Exercise description
Transcribe all of the material exactly. Any picture in it should be left out.

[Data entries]
━━━━━━━━━━
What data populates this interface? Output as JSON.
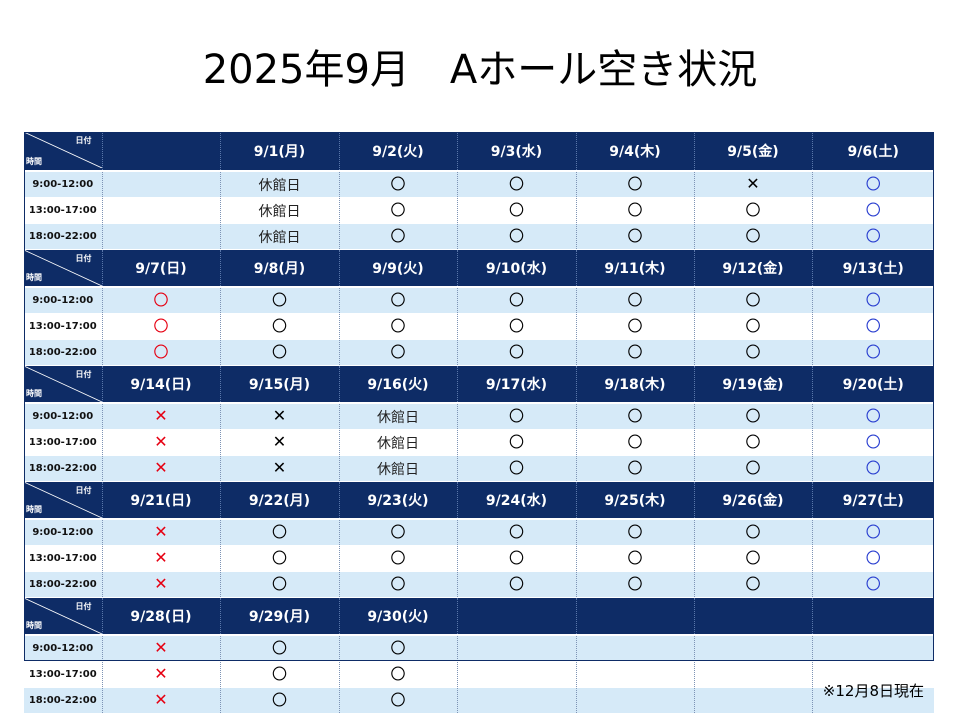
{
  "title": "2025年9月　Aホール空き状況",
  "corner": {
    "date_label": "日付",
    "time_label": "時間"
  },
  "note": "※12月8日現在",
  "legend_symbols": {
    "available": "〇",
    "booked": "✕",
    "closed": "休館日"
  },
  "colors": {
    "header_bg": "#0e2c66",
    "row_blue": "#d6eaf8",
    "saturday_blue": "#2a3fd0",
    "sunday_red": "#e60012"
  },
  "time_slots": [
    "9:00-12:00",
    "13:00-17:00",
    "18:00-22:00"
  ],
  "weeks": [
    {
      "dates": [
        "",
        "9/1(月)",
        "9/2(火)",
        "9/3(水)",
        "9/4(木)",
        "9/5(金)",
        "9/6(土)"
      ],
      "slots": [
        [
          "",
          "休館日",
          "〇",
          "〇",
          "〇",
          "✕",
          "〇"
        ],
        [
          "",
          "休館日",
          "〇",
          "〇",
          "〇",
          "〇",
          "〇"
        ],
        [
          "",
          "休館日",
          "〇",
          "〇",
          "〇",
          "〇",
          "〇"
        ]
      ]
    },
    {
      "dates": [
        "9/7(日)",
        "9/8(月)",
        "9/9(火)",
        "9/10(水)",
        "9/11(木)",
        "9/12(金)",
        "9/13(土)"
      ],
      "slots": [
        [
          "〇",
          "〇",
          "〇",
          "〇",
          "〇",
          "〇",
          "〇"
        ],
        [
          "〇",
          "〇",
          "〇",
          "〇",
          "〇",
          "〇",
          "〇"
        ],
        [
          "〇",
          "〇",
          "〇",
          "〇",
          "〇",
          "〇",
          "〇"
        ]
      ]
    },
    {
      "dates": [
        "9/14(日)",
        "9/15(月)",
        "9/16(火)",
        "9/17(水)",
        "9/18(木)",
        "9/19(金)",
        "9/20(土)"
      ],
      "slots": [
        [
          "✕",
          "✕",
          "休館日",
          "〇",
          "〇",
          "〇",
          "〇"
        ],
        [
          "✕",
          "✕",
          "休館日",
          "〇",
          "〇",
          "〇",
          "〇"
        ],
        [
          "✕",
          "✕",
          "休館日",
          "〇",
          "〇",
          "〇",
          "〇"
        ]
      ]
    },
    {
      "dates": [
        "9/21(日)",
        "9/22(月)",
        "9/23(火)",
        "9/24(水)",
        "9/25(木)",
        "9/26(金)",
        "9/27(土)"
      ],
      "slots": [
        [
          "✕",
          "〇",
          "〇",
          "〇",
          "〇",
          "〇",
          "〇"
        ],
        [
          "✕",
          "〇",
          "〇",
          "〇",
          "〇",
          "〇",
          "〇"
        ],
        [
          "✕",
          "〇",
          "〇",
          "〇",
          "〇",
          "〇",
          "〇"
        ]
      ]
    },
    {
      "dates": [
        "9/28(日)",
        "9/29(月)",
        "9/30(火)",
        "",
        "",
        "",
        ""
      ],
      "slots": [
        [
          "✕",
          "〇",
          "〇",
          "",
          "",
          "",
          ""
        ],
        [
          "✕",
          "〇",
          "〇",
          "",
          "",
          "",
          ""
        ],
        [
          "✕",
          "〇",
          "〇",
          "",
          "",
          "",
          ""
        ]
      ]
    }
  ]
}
━━━━━━━━━━
Reply
What data populates this interface? Output as JSON.
{
  "title": "2025年9月　Aホール空き状況",
  "corner": {
    "date_label": "日付",
    "time_label": "時間"
  },
  "note": "※12月8日現在",
  "legend_symbols": {
    "available": "〇",
    "booked": "✕",
    "closed": "休館日"
  },
  "colors": {
    "header_bg": "#0e2c66",
    "row_blue": "#d6eaf8",
    "saturday_blue": "#2a3fd0",
    "sunday_red": "#e60012"
  },
  "time_slots": [
    "9:00-12:00",
    "13:00-17:00",
    "18:00-22:00"
  ],
  "weeks": [
    {
      "dates": [
        "",
        "9/1(月)",
        "9/2(火)",
        "9/3(水)",
        "9/4(木)",
        "9/5(金)",
        "9/6(土)"
      ],
      "slots": [
        [
          "",
          "休館日",
          "〇",
          "〇",
          "〇",
          "✕",
          "〇"
        ],
        [
          "",
          "休館日",
          "〇",
          "〇",
          "〇",
          "〇",
          "〇"
        ],
        [
          "",
          "休館日",
          "〇",
          "〇",
          "〇",
          "〇",
          "〇"
        ]
      ]
    },
    {
      "dates": [
        "9/7(日)",
        "9/8(月)",
        "9/9(火)",
        "9/10(水)",
        "9/11(木)",
        "9/12(金)",
        "9/13(土)"
      ],
      "slots": [
        [
          "〇",
          "〇",
          "〇",
          "〇",
          "〇",
          "〇",
          "〇"
        ],
        [
          "〇",
          "〇",
          "〇",
          "〇",
          "〇",
          "〇",
          "〇"
        ],
        [
          "〇",
          "〇",
          "〇",
          "〇",
          "〇",
          "〇",
          "〇"
        ]
      ]
    },
    {
      "dates": [
        "9/14(日)",
        "9/15(月)",
        "9/16(火)",
        "9/17(水)",
        "9/18(木)",
        "9/19(金)",
        "9/20(土)"
      ],
      "slots": [
        [
          "✕",
          "✕",
          "休館日",
          "〇",
          "〇",
          "〇",
          "〇"
        ],
        [
          "✕",
          "✕",
          "休館日",
          "〇",
          "〇",
          "〇",
          "〇"
        ],
        [
          "✕",
          "✕",
          "休館日",
          "〇",
          "〇",
          "〇",
          "〇"
        ]
      ]
    },
    {
      "dates": [
        "9/21(日)",
        "9/22(月)",
        "9/23(火)",
        "9/24(水)",
        "9/25(木)",
        "9/26(金)",
        "9/27(土)"
      ],
      "slots": [
        [
          "✕",
          "〇",
          "〇",
          "〇",
          "〇",
          "〇",
          "〇"
        ],
        [
          "✕",
          "〇",
          "〇",
          "〇",
          "〇",
          "〇",
          "〇"
        ],
        [
          "✕",
          "〇",
          "〇",
          "〇",
          "〇",
          "〇",
          "〇"
        ]
      ]
    },
    {
      "dates": [
        "9/28(日)",
        "9/29(月)",
        "9/30(火)",
        "",
        "",
        "",
        ""
      ],
      "slots": [
        [
          "✕",
          "〇",
          "〇",
          "",
          "",
          "",
          ""
        ],
        [
          "✕",
          "〇",
          "〇",
          "",
          "",
          "",
          ""
        ],
        [
          "✕",
          "〇",
          "〇",
          "",
          "",
          "",
          ""
        ]
      ]
    }
  ]
}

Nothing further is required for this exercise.